Stored entries:
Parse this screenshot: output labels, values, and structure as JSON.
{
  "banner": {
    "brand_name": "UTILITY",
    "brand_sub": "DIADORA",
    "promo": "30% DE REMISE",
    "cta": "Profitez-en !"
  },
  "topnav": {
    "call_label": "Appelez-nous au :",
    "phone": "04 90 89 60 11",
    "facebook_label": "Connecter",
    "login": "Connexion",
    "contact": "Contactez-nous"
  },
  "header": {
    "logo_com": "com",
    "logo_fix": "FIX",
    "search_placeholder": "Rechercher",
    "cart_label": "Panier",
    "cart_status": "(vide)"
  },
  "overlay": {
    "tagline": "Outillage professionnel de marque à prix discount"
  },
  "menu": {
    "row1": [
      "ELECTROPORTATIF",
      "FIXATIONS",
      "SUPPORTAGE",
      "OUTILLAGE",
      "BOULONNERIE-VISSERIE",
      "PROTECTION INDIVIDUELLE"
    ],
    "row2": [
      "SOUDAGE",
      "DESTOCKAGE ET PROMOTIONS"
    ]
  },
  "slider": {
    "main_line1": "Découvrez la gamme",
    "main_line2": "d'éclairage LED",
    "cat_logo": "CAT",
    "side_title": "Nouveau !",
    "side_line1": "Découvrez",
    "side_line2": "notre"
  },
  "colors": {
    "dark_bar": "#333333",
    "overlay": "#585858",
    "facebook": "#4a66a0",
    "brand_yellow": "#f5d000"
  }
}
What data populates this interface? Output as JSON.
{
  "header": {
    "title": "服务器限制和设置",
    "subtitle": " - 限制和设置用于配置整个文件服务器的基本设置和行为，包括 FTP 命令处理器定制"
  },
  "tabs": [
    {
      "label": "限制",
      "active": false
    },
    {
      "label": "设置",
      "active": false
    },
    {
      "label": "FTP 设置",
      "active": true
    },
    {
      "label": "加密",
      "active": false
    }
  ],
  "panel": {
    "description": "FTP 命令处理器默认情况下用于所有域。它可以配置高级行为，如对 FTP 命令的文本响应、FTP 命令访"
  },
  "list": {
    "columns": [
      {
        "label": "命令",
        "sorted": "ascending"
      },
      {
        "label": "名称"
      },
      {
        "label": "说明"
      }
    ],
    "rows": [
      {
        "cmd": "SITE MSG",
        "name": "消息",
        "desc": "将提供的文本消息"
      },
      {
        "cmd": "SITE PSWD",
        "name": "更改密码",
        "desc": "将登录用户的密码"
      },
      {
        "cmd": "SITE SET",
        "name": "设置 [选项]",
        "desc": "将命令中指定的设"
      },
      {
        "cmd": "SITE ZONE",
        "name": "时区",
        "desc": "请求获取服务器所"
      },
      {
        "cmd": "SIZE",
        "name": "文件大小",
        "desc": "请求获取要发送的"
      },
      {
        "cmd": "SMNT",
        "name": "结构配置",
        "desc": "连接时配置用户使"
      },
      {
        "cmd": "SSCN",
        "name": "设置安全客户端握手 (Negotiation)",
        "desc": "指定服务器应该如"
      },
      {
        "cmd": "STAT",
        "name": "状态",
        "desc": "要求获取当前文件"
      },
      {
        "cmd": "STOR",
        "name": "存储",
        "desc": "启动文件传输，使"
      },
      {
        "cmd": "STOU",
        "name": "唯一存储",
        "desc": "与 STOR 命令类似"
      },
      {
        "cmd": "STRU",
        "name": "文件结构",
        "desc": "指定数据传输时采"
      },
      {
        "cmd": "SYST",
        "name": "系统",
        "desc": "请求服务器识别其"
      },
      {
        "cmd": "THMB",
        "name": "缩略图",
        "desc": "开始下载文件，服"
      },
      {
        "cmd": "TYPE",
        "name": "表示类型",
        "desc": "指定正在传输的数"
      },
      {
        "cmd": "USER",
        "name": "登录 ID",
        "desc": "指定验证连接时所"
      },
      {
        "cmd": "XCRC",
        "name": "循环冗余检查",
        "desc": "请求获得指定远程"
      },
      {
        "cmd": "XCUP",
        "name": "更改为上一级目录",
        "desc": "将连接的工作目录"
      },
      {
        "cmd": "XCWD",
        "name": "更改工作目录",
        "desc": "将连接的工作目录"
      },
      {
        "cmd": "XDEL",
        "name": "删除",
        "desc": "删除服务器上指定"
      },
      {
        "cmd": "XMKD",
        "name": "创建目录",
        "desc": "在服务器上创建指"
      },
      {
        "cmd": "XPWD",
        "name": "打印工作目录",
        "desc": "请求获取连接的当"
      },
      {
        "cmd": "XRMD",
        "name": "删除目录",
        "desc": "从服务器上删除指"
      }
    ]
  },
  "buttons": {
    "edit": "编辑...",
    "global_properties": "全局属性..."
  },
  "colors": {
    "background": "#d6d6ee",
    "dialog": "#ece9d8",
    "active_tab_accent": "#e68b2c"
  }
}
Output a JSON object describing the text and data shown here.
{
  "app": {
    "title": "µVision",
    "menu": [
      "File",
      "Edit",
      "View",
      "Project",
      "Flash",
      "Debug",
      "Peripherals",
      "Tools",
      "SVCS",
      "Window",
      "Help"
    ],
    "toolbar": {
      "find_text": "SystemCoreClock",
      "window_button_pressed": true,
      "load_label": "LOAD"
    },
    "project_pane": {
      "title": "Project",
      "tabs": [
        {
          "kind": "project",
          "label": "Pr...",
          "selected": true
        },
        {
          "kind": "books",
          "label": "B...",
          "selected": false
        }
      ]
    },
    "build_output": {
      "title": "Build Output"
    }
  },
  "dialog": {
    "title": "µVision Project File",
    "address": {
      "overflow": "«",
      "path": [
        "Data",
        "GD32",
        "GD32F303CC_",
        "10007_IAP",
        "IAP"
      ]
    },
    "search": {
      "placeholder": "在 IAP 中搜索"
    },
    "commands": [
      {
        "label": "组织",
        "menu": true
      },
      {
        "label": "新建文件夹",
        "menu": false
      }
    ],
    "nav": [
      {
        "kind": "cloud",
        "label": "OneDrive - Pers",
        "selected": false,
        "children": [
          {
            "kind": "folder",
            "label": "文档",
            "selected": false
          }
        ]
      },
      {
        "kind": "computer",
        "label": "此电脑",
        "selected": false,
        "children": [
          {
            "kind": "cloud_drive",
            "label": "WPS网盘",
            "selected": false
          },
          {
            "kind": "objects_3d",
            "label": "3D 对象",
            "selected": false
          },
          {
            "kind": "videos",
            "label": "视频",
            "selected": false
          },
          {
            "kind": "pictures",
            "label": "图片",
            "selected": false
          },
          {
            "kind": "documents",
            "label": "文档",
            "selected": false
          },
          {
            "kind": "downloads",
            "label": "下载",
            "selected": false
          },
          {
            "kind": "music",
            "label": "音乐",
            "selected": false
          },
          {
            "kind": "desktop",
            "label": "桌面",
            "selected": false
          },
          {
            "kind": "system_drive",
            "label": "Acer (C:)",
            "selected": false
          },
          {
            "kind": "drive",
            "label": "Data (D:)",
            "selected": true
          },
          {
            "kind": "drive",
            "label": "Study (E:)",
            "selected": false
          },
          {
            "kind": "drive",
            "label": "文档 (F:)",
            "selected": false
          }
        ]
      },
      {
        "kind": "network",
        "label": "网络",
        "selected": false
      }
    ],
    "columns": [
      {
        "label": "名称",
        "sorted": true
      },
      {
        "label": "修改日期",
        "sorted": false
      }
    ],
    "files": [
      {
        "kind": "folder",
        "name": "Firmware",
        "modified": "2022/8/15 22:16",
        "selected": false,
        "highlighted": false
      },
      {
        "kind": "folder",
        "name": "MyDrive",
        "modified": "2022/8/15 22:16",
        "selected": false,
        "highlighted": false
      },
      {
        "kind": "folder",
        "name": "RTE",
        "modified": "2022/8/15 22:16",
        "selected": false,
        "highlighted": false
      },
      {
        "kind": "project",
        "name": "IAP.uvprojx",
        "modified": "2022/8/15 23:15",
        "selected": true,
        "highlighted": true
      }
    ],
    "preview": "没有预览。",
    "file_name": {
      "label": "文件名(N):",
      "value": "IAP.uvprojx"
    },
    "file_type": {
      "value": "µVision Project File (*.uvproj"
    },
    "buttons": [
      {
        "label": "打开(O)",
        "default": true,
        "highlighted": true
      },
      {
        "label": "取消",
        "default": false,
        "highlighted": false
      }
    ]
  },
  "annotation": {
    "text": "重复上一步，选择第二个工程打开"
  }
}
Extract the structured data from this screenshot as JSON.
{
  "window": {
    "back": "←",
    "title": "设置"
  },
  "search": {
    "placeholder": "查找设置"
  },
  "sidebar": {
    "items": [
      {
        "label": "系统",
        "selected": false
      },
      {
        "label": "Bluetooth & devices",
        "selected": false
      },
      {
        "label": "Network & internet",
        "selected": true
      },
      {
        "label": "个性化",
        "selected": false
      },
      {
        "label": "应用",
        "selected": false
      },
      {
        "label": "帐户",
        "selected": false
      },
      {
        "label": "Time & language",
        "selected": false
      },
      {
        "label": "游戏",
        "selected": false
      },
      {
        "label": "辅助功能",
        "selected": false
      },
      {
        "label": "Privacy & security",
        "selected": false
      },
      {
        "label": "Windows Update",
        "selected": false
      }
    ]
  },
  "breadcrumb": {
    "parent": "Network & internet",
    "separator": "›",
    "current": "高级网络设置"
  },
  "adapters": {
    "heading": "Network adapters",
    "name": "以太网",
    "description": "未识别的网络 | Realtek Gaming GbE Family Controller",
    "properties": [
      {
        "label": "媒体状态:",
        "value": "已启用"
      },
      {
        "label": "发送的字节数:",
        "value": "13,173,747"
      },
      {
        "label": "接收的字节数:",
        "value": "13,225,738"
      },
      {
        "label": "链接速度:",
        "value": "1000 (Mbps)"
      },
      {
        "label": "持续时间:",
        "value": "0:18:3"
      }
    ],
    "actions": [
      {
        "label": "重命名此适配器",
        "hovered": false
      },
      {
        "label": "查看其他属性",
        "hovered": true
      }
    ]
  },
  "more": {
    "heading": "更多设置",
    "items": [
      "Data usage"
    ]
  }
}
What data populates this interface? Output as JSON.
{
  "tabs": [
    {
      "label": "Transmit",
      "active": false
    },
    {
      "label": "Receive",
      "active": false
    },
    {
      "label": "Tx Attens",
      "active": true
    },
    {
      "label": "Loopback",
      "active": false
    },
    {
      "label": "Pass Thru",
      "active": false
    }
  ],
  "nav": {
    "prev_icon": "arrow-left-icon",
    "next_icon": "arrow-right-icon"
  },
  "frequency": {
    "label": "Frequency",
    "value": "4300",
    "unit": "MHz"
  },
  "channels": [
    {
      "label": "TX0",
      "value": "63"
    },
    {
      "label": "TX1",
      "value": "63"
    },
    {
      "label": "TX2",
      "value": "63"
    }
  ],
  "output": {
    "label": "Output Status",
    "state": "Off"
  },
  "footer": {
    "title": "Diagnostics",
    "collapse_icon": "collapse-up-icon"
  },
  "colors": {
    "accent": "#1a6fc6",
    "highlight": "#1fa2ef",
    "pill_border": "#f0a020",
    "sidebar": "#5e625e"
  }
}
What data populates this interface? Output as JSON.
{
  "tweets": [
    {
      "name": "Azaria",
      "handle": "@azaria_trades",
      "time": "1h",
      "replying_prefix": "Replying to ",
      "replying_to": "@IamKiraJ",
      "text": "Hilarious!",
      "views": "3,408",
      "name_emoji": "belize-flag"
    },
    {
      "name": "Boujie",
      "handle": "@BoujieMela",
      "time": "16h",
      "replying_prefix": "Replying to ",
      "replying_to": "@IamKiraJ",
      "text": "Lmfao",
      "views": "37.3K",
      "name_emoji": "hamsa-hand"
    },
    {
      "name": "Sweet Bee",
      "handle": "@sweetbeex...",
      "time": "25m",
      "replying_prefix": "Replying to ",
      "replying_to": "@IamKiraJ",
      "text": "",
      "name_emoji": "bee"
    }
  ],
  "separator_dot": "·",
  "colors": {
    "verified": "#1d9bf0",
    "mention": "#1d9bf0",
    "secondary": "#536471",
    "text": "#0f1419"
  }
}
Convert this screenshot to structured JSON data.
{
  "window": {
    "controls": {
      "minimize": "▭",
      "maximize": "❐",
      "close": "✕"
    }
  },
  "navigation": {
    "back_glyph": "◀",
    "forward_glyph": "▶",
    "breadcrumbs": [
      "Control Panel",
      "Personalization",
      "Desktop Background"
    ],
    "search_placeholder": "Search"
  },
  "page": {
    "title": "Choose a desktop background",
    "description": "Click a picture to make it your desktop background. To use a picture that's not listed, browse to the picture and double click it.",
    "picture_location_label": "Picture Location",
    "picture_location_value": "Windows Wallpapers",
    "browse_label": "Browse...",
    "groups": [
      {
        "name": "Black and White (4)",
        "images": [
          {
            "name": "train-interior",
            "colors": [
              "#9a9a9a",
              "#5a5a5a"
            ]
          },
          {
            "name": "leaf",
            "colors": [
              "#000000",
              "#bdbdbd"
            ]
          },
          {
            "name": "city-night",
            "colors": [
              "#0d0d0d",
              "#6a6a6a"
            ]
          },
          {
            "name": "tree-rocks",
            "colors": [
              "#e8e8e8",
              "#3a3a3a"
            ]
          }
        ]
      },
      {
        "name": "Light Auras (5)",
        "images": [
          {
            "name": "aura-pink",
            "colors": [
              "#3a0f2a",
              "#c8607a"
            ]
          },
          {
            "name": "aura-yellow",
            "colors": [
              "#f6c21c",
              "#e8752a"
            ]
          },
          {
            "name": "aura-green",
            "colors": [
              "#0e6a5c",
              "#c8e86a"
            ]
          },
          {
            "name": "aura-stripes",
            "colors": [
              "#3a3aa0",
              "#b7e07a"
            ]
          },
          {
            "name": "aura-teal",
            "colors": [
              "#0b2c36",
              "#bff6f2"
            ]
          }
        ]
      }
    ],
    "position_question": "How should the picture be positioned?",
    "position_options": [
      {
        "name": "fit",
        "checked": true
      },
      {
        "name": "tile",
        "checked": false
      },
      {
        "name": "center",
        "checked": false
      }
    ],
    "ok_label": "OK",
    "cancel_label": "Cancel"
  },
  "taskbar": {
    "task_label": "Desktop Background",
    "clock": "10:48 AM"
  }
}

### EXERCISE PROMPT
All lines that include "µVision" are to be gathered and copied.

### ANSWER IN FULL
    "title": "µVision",
    "title": "µVision Project File",
      "value": "µVision Project File (*.uvproj"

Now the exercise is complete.